**What the exercise asks:**
State how many lines hold the string "remote". Give the number and nothing else.
----
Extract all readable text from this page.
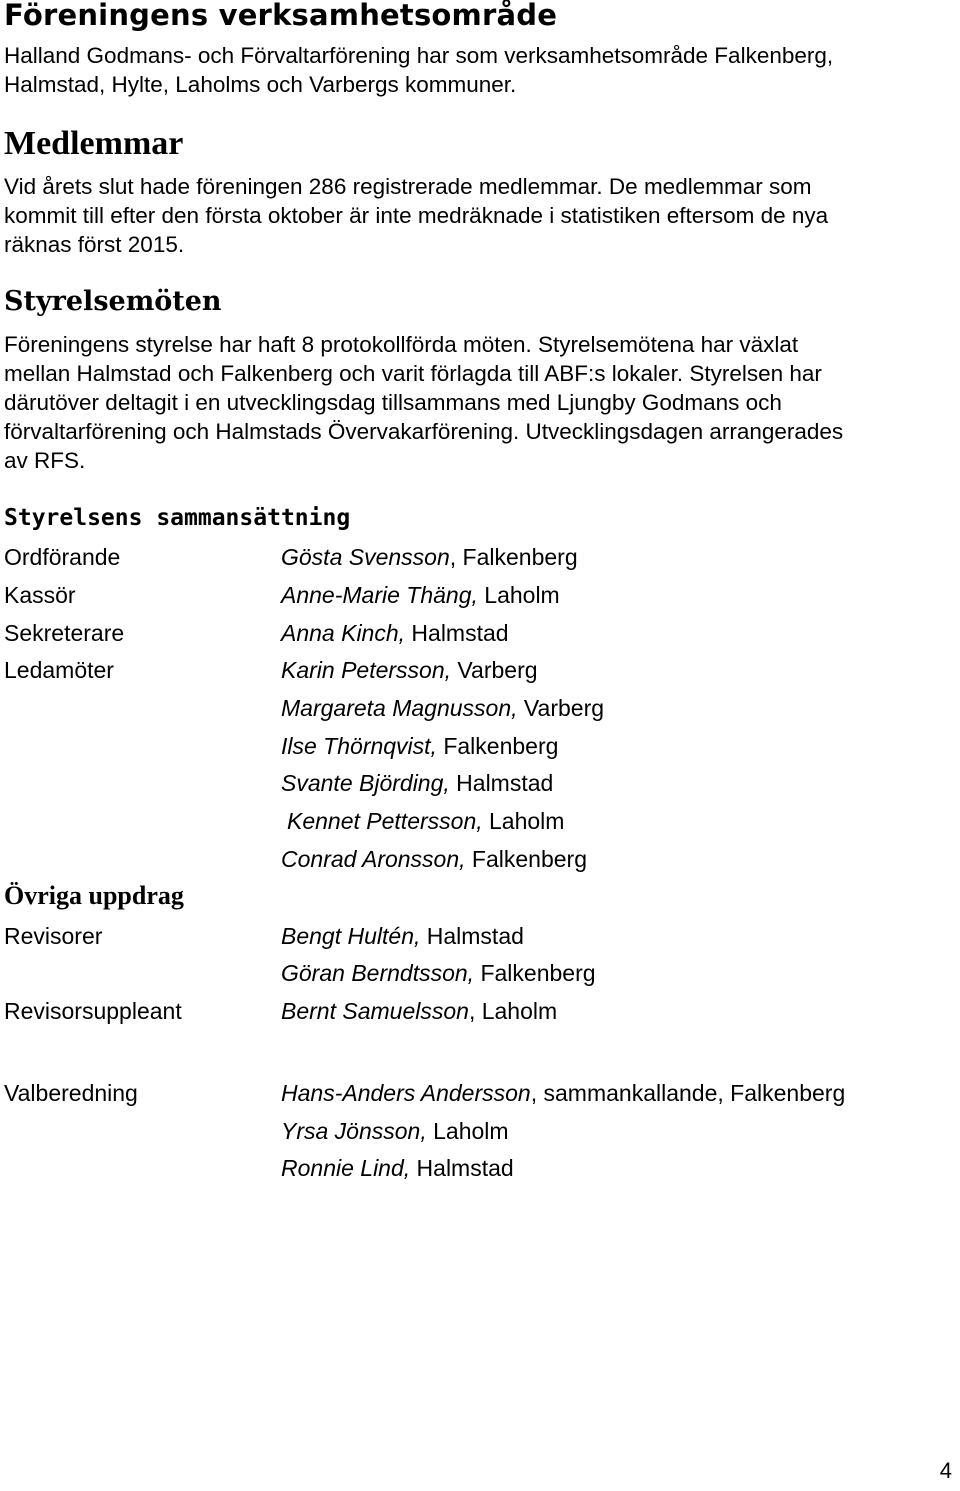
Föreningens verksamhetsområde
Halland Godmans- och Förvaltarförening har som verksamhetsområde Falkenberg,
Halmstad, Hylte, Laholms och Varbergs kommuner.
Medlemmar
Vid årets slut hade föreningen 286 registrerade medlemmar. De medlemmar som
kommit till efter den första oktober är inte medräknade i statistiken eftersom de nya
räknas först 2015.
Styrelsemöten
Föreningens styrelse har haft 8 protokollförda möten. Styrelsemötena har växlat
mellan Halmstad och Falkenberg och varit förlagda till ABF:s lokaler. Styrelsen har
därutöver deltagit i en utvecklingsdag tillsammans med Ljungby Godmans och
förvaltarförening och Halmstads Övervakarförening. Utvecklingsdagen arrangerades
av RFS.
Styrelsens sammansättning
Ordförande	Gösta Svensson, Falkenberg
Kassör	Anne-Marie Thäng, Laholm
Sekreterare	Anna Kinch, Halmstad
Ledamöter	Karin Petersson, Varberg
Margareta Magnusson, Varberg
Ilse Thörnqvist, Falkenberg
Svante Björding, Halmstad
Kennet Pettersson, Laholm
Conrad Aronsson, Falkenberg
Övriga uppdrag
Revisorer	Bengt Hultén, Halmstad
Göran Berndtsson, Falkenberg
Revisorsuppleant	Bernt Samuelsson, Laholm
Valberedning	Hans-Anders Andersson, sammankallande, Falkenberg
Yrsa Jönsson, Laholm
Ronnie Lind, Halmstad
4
----
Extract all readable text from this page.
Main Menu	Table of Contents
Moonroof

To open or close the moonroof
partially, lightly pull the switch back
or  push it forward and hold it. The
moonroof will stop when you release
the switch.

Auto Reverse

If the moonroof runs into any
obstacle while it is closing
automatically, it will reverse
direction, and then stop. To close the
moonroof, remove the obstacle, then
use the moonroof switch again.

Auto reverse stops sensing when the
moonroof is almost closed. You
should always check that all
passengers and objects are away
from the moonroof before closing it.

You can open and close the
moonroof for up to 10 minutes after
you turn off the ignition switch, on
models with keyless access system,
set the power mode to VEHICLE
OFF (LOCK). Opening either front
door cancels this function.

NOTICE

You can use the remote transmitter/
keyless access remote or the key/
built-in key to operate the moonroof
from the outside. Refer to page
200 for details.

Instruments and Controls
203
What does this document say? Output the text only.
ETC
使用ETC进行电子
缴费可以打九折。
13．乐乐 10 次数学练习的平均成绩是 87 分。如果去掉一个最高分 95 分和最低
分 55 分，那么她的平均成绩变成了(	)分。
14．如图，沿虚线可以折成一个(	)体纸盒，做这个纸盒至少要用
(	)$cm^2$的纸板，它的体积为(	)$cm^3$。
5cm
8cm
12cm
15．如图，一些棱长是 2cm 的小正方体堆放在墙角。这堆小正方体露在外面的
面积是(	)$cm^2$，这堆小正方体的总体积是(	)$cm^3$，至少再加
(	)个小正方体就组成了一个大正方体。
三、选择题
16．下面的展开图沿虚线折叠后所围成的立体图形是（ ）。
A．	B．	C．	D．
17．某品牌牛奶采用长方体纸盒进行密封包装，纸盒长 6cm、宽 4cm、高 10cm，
----
**Response to the exercise:**
2